Locate each line in the records containing "Endoskopie". Copy it.

— BEGIN Supplied records —

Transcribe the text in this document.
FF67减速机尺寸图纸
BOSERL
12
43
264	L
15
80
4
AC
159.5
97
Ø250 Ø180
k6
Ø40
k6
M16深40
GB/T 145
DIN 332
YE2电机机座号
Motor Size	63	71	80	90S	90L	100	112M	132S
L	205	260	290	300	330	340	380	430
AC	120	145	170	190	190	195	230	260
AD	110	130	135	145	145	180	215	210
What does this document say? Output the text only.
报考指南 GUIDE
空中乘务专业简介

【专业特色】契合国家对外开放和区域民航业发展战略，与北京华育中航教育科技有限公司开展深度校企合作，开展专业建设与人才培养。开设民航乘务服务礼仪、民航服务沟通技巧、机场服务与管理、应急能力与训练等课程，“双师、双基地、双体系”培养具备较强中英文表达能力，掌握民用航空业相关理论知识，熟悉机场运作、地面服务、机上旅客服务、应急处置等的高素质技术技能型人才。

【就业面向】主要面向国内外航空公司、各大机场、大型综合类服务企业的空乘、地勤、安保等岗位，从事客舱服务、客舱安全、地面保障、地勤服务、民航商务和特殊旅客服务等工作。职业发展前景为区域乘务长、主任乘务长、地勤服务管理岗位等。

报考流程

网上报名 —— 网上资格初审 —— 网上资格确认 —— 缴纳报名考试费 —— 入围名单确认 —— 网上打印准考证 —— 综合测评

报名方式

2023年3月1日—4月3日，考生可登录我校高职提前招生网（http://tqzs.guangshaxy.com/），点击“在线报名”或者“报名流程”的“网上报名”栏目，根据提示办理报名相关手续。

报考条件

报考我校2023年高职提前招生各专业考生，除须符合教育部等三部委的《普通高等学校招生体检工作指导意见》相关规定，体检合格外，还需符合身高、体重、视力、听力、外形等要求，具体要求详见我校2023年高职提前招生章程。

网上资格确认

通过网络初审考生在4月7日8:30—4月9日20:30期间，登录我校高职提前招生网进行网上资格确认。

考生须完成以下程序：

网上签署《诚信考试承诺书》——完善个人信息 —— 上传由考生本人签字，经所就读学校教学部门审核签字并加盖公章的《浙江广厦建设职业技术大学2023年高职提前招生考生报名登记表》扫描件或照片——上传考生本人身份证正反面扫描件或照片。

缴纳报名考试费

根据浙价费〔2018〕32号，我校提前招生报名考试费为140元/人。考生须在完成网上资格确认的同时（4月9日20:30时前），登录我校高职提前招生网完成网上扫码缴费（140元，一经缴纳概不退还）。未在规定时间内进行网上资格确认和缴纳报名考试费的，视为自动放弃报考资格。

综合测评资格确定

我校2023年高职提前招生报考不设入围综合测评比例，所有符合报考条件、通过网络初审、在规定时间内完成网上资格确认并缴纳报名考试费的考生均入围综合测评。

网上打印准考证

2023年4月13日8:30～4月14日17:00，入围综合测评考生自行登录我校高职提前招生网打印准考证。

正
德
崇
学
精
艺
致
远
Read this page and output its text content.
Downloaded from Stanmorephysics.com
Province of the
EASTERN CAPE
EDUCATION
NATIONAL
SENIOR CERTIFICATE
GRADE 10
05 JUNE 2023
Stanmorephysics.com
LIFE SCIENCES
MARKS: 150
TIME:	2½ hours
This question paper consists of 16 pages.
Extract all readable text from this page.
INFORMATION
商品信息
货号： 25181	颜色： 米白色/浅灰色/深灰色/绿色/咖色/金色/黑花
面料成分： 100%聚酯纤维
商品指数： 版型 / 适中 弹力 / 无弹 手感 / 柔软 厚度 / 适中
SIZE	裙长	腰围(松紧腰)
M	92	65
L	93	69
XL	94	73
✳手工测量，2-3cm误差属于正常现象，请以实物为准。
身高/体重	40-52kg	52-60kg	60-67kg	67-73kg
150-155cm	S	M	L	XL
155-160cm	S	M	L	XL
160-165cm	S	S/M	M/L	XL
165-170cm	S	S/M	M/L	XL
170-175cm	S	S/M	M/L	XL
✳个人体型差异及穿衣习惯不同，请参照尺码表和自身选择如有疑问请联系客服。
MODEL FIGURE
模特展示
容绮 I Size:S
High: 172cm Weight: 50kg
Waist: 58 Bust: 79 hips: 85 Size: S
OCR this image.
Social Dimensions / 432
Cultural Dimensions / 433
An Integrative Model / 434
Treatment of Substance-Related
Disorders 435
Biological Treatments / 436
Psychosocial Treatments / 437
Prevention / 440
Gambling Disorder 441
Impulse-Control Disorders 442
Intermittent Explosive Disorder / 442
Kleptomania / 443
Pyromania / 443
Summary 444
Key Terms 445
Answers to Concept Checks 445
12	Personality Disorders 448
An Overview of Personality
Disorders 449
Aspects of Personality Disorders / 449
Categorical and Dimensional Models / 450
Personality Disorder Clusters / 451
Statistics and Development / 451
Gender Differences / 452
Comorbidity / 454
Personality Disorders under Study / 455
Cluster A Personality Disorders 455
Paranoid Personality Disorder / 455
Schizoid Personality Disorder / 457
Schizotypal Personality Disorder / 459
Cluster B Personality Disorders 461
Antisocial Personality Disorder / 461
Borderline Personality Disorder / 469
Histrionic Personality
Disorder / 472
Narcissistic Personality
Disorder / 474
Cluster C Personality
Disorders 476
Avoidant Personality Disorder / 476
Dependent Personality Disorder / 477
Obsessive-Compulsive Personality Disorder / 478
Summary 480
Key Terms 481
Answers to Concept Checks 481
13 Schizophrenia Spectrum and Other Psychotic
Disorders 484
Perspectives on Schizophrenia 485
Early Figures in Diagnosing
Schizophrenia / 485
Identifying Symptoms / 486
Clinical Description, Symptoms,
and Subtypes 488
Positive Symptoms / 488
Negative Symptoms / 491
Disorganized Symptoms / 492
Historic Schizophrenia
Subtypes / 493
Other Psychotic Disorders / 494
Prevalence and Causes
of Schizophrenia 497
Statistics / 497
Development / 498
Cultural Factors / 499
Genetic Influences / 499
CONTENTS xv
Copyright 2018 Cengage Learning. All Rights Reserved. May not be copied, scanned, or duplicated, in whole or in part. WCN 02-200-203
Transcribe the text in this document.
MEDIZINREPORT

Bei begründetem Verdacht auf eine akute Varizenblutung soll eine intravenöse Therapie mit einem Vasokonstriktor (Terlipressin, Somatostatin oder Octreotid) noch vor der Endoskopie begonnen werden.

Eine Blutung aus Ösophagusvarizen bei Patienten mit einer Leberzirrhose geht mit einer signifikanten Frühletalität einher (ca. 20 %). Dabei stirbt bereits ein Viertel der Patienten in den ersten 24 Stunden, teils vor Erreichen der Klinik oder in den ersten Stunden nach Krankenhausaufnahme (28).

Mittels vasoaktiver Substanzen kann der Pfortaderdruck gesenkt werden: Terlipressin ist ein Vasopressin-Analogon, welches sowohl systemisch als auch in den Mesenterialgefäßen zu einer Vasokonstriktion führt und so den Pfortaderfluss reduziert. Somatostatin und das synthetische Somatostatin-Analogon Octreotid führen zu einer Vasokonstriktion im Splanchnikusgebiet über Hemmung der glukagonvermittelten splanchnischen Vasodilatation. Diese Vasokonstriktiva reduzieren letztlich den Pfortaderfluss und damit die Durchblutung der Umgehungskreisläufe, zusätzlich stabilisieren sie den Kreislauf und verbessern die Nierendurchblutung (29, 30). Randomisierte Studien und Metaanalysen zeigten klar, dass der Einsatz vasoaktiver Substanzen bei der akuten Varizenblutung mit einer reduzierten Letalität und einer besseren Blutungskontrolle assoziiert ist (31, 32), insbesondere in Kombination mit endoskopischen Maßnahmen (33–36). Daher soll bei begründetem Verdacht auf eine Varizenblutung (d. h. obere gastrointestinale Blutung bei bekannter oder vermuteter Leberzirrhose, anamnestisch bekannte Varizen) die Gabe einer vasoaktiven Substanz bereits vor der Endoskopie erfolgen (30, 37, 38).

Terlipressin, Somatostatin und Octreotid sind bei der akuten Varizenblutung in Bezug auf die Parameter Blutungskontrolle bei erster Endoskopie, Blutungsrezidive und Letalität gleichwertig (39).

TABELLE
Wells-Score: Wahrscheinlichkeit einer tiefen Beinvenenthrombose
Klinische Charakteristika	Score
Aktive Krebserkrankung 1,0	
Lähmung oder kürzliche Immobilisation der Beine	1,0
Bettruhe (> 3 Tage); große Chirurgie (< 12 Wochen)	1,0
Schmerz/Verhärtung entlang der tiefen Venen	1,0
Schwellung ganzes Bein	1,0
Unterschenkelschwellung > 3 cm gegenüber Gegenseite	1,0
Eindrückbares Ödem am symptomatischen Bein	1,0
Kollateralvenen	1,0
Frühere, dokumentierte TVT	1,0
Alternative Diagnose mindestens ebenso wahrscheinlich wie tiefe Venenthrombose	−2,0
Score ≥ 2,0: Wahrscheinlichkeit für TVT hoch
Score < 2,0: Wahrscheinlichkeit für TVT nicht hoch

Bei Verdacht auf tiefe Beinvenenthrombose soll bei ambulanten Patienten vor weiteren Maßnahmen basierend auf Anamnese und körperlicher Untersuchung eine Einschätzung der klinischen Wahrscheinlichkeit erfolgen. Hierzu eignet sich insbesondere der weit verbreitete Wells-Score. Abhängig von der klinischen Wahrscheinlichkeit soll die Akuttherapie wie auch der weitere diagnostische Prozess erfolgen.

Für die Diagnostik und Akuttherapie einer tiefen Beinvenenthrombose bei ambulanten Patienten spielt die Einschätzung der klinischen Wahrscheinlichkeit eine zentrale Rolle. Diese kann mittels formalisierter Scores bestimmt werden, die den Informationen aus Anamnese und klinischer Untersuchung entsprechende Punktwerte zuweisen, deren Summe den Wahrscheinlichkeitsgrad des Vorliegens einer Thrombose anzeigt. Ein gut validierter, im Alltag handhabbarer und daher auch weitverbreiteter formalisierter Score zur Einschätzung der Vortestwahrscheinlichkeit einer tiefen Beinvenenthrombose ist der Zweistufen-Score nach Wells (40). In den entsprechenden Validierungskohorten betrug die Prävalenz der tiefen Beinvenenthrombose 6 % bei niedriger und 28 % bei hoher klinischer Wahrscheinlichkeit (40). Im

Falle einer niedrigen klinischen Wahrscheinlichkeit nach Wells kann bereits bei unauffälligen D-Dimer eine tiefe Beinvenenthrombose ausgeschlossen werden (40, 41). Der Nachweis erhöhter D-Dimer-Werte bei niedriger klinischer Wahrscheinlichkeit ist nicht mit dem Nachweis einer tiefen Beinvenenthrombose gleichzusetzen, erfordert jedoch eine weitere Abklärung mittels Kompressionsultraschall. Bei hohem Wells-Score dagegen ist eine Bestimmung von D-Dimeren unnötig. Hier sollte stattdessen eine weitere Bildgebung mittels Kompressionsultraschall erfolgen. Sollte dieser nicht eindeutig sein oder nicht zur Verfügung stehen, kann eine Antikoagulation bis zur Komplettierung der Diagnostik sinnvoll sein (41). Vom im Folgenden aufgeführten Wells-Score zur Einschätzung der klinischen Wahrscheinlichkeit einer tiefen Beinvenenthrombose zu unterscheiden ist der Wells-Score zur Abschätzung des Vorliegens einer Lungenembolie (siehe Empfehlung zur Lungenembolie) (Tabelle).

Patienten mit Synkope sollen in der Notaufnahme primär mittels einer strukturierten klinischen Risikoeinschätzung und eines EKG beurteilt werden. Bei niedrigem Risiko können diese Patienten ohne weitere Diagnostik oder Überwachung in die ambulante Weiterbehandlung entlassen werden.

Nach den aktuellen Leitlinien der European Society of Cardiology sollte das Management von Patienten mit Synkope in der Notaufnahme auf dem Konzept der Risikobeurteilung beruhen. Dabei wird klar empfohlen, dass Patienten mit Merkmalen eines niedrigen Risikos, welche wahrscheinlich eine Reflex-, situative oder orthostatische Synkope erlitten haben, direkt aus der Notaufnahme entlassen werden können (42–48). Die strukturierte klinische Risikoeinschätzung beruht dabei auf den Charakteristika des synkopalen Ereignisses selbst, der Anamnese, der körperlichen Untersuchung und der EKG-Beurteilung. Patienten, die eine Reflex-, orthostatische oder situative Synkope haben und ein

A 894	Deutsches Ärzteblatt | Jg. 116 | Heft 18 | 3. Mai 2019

— END Supplied records —

Answer for this exercise:
Bei begründetem Verdacht auf eine akute Varizenblutung soll eine intravenöse Therapie mit einem Vasokonstriktor (Terlipressin, Somatostatin oder Octreotid) noch vor der Endoskopie begonnen werden.
Mittels vasoaktiver Substanzen kann der Pfortaderdruck gesenkt werden: Terlipressin ist ein Vasopressin-Analogon, welches sowohl systemisch als auch in den Mesenterialgefäßen zu einer Vasokonstriktion führt und so den Pfortaderfluss reduziert. Somatostatin und das synthetische Somatostatin-Analogon Octreotid führen zu einer Vasokonstriktion im Splanchnikusgebiet über Hemmung der glukagonvermittelten splanchnischen Vasodilatation. Diese Vasokonstriktiva reduzieren letztlich den Pfortaderfluss und damit die Durchblutung der Umgehungskreisläufe, zusätzlich stabilisieren sie den Kreislauf und verbessern die Nierendurchblutung (29, 30). Randomisierte Studien und Metaanalysen zeigten klar, dass der Einsatz vasoaktiver Substanzen bei der akuten Varizenblutung mit einer reduzierten Letalität und einer besseren Blutungskontrolle assoziiert ist (31, 32), insbesondere in Kombination mit endoskopischen Maßnahmen (33–36). Daher soll bei begründetem Verdacht auf eine Varizenblutung (d. h. obere gastrointestinale Blutung bei bekannter oder vermuteter Leberzirrhose, anamnestisch bekannte Varizen) die Gabe einer vasoaktiven Substanz bereits vor der Endoskopie erfolgen (30, 37, 38).
Terlipressin, Somatostatin und Octreotid sind bei der akuten Varizenblutung in Bezug auf die Parameter Blutungskontrolle bei erster Endoskopie, Blutungsrezidive und Letalität gleichwertig (39).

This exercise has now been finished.